Directive => Report the number of lines that include "true", with no additional text.
::::::
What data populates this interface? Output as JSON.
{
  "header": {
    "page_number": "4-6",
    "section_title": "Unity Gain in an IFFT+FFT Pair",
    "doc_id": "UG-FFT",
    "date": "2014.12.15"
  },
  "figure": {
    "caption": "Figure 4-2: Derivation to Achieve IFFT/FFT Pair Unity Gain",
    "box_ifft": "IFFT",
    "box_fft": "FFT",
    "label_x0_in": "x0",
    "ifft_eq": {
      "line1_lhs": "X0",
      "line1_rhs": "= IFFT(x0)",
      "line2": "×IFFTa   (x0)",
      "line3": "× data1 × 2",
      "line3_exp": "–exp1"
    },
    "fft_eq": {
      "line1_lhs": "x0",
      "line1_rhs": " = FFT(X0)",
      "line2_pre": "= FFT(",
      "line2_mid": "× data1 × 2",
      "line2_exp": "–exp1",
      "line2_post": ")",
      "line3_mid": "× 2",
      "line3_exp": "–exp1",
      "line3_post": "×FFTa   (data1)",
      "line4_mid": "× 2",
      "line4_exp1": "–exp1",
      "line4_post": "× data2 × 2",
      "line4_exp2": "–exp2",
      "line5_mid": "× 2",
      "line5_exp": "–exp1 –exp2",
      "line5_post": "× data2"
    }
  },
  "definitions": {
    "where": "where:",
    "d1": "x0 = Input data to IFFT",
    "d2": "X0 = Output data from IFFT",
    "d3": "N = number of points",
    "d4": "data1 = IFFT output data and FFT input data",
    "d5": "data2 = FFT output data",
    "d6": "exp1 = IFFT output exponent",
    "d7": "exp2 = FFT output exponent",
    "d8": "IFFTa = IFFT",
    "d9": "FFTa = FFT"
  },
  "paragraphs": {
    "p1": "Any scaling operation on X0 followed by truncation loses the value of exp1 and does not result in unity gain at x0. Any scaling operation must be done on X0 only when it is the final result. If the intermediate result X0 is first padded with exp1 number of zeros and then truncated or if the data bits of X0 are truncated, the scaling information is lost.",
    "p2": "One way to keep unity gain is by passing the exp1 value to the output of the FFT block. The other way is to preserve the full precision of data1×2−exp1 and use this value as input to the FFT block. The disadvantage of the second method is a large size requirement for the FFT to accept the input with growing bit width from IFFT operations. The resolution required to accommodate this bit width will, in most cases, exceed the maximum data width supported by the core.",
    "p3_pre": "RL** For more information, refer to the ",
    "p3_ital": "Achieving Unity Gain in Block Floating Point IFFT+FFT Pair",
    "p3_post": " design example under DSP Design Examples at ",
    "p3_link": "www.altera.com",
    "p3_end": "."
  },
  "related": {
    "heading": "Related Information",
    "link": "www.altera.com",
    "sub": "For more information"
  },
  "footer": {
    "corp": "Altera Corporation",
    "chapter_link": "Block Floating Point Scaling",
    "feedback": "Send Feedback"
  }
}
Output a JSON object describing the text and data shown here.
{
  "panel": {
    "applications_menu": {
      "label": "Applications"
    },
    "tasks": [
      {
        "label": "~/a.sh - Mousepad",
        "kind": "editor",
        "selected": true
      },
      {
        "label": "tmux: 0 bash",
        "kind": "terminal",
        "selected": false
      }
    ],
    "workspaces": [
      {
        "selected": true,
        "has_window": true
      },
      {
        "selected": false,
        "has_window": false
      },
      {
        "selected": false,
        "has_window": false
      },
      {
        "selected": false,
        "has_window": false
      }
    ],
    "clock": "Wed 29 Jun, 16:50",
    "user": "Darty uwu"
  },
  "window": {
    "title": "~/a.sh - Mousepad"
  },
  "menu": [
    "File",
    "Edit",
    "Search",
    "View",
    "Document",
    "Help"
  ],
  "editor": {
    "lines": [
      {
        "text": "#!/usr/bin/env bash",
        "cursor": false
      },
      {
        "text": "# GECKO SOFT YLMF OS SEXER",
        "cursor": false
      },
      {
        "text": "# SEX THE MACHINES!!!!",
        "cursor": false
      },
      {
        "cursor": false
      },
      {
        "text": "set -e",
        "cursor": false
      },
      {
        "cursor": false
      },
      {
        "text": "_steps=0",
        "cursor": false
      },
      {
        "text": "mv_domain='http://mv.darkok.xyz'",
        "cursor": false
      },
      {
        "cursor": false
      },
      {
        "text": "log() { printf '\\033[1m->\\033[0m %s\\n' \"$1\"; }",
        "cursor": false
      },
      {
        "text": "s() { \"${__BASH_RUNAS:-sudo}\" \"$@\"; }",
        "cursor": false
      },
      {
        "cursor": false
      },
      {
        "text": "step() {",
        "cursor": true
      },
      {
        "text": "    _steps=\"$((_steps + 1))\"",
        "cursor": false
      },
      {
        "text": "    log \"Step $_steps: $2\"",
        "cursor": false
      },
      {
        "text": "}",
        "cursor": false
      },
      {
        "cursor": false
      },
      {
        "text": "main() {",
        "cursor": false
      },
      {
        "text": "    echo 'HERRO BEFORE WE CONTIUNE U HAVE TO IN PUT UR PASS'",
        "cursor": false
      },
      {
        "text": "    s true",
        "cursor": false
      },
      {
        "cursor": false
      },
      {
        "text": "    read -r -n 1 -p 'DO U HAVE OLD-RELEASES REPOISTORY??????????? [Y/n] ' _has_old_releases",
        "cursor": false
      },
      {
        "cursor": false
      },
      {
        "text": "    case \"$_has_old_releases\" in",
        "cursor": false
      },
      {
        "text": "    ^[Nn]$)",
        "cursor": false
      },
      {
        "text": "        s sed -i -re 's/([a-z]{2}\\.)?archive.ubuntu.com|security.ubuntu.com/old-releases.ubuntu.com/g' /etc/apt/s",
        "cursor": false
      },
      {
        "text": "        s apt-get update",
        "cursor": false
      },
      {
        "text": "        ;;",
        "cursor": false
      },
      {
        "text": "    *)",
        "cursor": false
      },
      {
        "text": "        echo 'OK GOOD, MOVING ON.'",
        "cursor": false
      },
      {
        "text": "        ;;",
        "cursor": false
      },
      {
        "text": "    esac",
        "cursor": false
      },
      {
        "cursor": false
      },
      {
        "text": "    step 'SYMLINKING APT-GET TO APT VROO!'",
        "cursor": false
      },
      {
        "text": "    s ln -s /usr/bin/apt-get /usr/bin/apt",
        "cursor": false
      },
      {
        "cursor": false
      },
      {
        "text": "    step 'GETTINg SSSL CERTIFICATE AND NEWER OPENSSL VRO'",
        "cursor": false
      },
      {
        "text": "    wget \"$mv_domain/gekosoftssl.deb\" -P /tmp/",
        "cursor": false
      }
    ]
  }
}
::::::
Answer to the task => 5